DATASET EXCERPTS.
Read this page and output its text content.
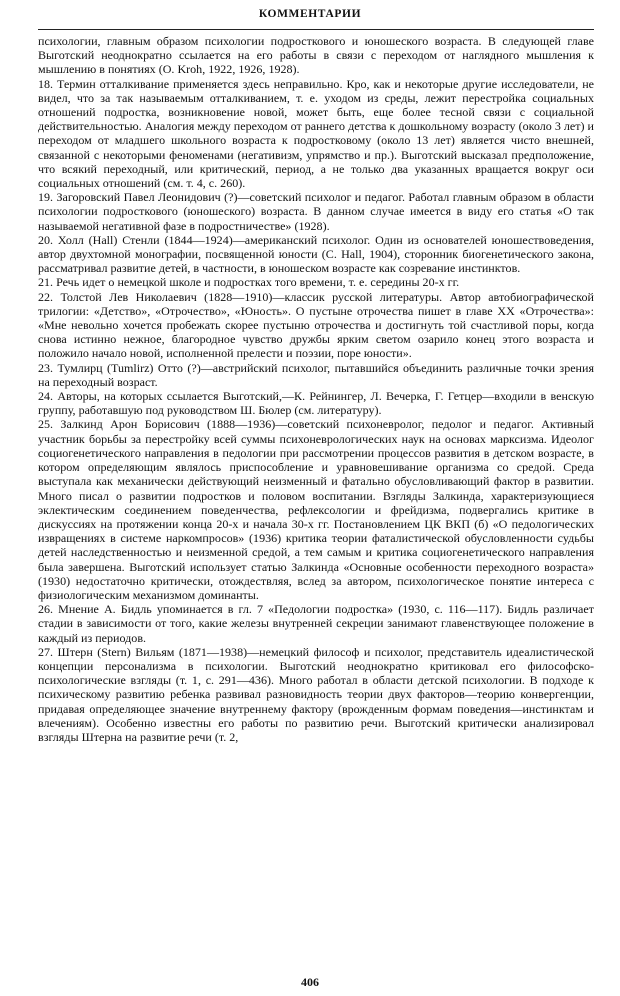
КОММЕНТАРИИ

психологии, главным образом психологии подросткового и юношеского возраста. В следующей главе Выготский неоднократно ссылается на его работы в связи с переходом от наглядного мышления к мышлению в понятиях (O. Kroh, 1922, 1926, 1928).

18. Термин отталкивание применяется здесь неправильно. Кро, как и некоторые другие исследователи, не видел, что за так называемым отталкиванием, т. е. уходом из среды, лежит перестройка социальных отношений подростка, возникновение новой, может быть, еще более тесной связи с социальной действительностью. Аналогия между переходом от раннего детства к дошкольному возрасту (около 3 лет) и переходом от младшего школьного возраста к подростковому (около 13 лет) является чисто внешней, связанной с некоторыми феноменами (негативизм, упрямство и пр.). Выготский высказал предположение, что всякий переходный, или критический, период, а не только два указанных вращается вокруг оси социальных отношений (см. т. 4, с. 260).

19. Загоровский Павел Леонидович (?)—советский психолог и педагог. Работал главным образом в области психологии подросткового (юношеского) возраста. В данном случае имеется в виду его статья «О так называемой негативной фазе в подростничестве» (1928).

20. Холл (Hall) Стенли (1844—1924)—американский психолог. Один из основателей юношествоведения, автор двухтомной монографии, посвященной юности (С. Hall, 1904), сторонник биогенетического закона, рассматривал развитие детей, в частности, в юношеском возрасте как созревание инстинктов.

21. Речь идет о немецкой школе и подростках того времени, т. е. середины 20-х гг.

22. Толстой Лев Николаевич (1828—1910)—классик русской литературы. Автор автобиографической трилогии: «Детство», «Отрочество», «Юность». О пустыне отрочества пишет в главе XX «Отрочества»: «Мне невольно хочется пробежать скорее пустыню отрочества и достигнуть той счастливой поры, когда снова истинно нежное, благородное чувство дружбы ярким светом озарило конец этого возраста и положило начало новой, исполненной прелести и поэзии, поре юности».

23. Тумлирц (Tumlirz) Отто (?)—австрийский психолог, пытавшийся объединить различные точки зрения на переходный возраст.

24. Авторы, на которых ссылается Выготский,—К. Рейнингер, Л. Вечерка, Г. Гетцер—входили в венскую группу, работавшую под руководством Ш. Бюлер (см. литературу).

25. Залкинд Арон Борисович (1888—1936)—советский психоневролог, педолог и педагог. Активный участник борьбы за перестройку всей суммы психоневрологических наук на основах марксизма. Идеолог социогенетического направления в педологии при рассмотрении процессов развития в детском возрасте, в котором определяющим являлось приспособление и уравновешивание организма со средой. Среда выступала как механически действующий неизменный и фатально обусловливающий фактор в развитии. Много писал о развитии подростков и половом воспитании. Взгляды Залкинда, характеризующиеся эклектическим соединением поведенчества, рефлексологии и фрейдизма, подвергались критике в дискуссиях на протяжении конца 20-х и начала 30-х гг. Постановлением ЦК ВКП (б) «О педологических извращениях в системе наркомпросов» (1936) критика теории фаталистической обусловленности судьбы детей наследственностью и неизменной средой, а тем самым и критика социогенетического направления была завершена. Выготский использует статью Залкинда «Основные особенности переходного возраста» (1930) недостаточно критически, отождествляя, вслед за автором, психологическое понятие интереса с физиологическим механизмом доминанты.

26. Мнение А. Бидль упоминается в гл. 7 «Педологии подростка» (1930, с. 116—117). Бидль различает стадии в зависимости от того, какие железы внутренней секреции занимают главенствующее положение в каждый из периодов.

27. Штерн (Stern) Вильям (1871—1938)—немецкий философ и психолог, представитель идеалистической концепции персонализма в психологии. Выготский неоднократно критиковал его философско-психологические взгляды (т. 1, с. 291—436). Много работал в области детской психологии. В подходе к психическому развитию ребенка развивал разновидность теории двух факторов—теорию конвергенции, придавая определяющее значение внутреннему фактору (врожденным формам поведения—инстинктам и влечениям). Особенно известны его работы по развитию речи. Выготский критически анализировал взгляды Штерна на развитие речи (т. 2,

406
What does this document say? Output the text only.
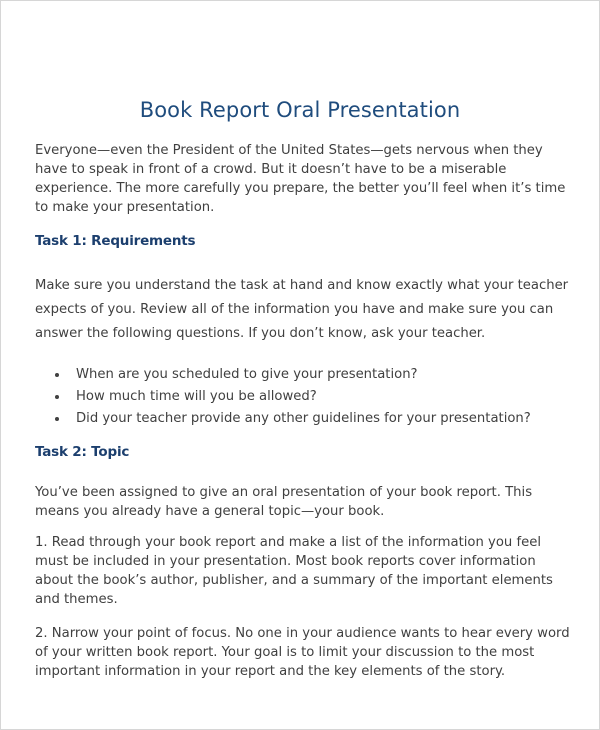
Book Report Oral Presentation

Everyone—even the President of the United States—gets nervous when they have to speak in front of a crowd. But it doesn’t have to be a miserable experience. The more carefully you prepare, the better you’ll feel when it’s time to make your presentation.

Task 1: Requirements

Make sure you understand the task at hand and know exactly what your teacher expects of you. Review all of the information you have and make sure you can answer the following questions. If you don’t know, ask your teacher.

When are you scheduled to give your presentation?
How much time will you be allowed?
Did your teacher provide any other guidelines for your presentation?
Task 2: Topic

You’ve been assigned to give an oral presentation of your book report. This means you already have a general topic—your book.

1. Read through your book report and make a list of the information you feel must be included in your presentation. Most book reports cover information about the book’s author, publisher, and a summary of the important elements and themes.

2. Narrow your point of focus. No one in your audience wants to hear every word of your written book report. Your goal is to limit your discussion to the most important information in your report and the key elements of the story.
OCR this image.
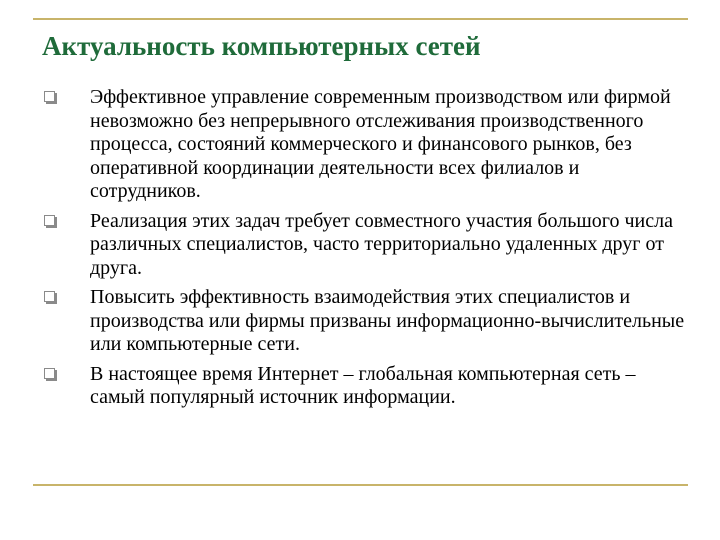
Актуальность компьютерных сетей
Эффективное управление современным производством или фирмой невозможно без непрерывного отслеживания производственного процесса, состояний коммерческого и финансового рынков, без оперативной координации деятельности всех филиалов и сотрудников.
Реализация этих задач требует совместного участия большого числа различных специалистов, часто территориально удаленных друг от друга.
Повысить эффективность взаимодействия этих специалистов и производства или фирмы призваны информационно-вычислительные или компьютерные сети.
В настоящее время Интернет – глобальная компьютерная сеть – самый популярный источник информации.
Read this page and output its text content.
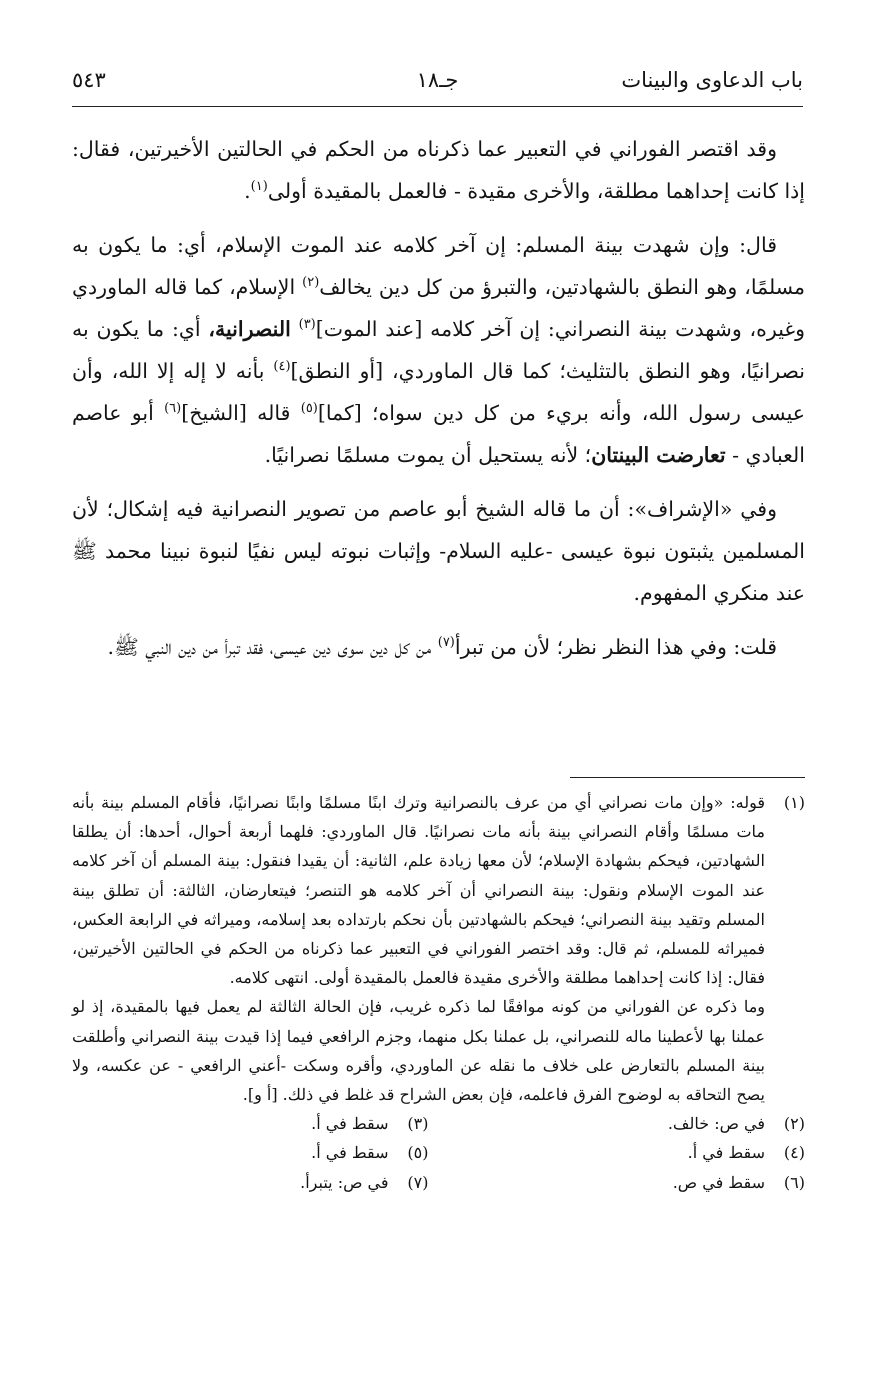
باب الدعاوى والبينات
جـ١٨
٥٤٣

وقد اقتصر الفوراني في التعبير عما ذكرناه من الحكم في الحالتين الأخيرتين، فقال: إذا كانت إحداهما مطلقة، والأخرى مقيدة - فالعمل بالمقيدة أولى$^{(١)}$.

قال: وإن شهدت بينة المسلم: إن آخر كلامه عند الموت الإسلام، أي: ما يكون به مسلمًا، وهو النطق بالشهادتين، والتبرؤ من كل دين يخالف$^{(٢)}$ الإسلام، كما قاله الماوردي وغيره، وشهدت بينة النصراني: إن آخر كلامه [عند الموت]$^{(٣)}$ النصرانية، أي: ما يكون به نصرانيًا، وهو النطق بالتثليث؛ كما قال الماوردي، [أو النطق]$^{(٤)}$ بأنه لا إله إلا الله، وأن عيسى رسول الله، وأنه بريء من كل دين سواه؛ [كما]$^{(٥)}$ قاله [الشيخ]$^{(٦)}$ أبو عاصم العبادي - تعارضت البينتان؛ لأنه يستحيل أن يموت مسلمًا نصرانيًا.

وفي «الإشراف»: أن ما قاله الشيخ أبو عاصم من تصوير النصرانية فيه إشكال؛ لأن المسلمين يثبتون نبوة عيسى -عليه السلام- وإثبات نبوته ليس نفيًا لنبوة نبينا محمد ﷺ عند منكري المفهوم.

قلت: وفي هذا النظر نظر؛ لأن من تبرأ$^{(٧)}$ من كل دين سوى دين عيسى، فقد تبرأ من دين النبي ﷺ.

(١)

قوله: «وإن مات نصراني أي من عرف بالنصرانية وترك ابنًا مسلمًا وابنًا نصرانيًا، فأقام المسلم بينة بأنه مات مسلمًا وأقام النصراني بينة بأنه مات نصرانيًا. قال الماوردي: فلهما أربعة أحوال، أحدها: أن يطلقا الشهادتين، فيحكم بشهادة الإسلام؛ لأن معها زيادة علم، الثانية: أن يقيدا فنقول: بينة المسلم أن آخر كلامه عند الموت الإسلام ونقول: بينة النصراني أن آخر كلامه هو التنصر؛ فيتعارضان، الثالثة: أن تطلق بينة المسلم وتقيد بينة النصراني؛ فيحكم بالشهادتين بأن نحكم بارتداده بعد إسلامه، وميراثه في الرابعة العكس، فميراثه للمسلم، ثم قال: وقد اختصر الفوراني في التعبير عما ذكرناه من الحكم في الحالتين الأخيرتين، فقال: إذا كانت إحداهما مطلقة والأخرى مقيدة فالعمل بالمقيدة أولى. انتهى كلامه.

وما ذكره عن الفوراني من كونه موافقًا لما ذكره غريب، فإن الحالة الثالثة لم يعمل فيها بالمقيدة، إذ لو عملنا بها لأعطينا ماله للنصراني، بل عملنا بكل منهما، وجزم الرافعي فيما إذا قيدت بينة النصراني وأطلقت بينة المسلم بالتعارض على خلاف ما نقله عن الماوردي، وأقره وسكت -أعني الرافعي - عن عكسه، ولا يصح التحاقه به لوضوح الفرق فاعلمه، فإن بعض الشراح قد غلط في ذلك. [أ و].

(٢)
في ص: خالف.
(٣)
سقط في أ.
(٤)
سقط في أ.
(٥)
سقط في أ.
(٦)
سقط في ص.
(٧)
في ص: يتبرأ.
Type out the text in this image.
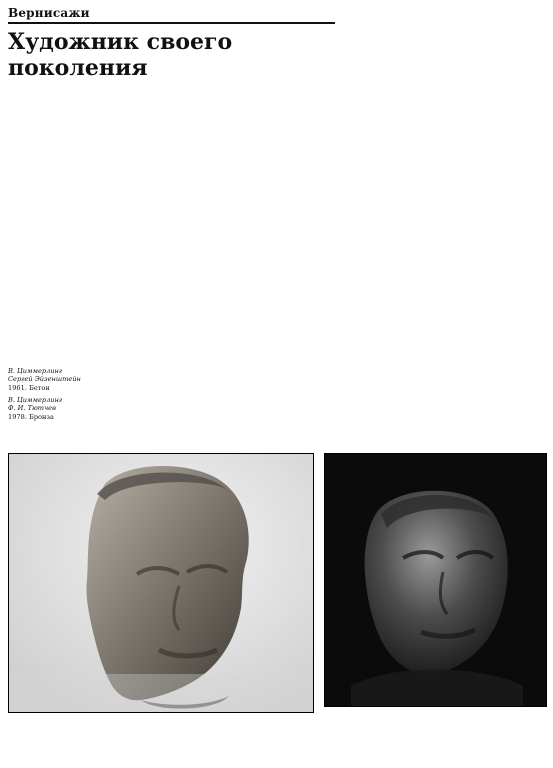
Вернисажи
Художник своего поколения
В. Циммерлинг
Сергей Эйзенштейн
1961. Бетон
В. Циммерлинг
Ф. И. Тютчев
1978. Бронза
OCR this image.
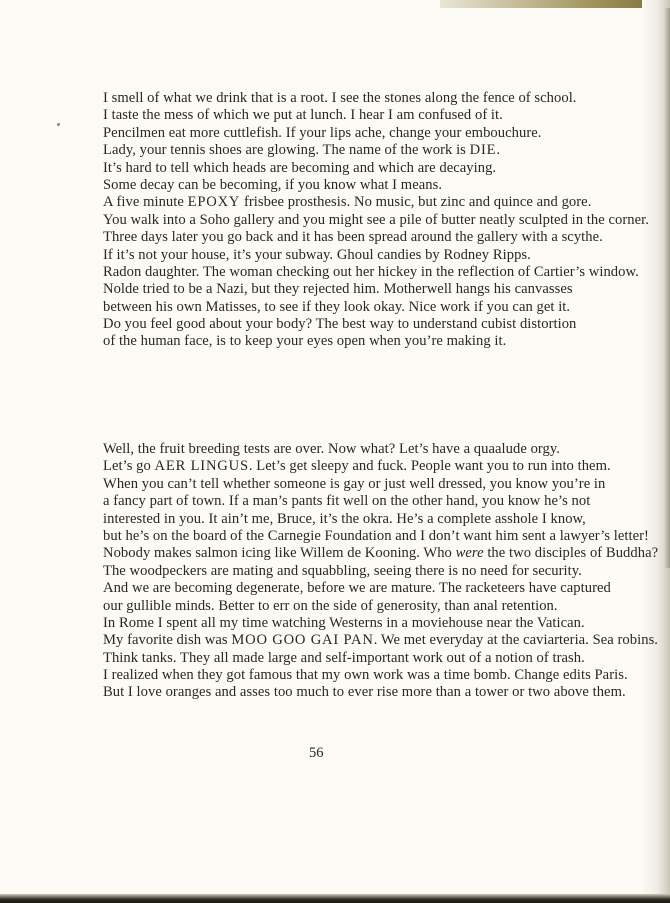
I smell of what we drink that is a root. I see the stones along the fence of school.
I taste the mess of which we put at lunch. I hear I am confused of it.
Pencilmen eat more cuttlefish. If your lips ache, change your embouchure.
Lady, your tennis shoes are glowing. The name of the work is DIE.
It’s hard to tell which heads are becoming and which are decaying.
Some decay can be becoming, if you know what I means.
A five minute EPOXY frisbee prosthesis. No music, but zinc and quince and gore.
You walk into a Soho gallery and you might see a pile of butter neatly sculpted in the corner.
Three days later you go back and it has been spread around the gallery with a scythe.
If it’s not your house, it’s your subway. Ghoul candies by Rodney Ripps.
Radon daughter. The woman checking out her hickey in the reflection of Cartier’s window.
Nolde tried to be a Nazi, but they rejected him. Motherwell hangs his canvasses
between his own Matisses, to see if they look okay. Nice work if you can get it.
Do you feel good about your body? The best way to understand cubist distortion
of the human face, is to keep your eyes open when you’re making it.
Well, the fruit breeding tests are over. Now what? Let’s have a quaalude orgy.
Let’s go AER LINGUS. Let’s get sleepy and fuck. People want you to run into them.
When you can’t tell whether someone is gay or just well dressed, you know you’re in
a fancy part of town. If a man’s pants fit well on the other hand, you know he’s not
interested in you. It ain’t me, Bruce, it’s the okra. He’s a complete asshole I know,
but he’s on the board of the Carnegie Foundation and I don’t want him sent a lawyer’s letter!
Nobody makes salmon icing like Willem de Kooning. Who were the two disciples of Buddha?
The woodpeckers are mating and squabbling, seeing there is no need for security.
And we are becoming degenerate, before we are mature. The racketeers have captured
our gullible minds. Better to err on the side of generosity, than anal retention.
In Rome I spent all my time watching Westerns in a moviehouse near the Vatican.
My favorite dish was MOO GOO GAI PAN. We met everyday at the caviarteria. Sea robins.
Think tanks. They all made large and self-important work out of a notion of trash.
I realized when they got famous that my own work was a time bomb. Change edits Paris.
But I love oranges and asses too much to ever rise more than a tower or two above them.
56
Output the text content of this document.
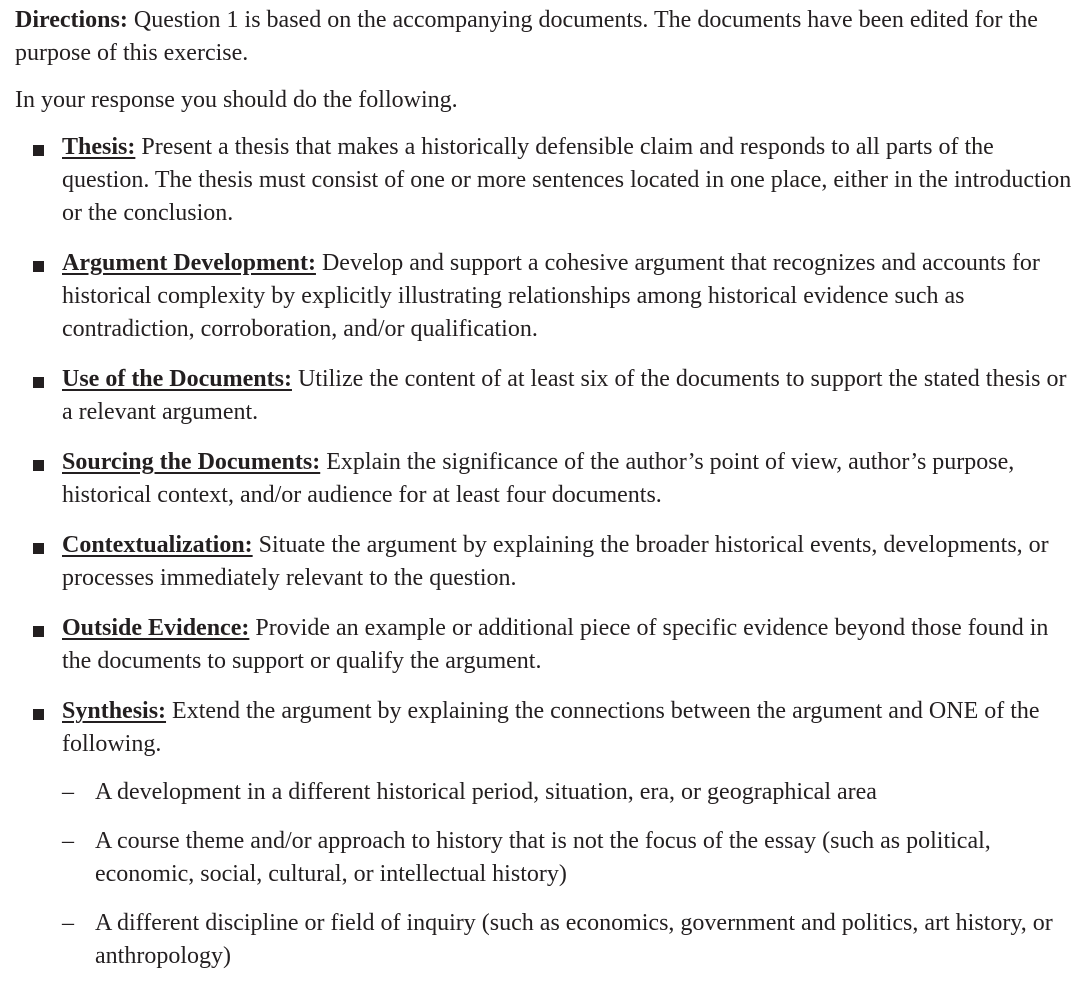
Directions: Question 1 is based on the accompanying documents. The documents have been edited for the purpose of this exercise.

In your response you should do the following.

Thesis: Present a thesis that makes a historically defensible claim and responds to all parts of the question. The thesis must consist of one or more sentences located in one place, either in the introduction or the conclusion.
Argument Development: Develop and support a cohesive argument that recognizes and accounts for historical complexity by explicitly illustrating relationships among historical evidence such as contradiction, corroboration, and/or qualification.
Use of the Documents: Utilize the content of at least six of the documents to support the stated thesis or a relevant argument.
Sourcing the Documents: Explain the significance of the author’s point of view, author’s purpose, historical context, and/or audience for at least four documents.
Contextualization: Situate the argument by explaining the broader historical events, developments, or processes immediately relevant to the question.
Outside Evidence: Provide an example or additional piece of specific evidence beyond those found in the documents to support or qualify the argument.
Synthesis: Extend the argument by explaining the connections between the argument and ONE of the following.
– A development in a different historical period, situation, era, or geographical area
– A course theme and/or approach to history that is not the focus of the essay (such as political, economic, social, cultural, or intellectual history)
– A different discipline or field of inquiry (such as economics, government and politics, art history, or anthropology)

EXERCISE DIRECTIONS.
State only how many lines in the material include "связи".

RESPONSE FOR THIS EXERCISE.
2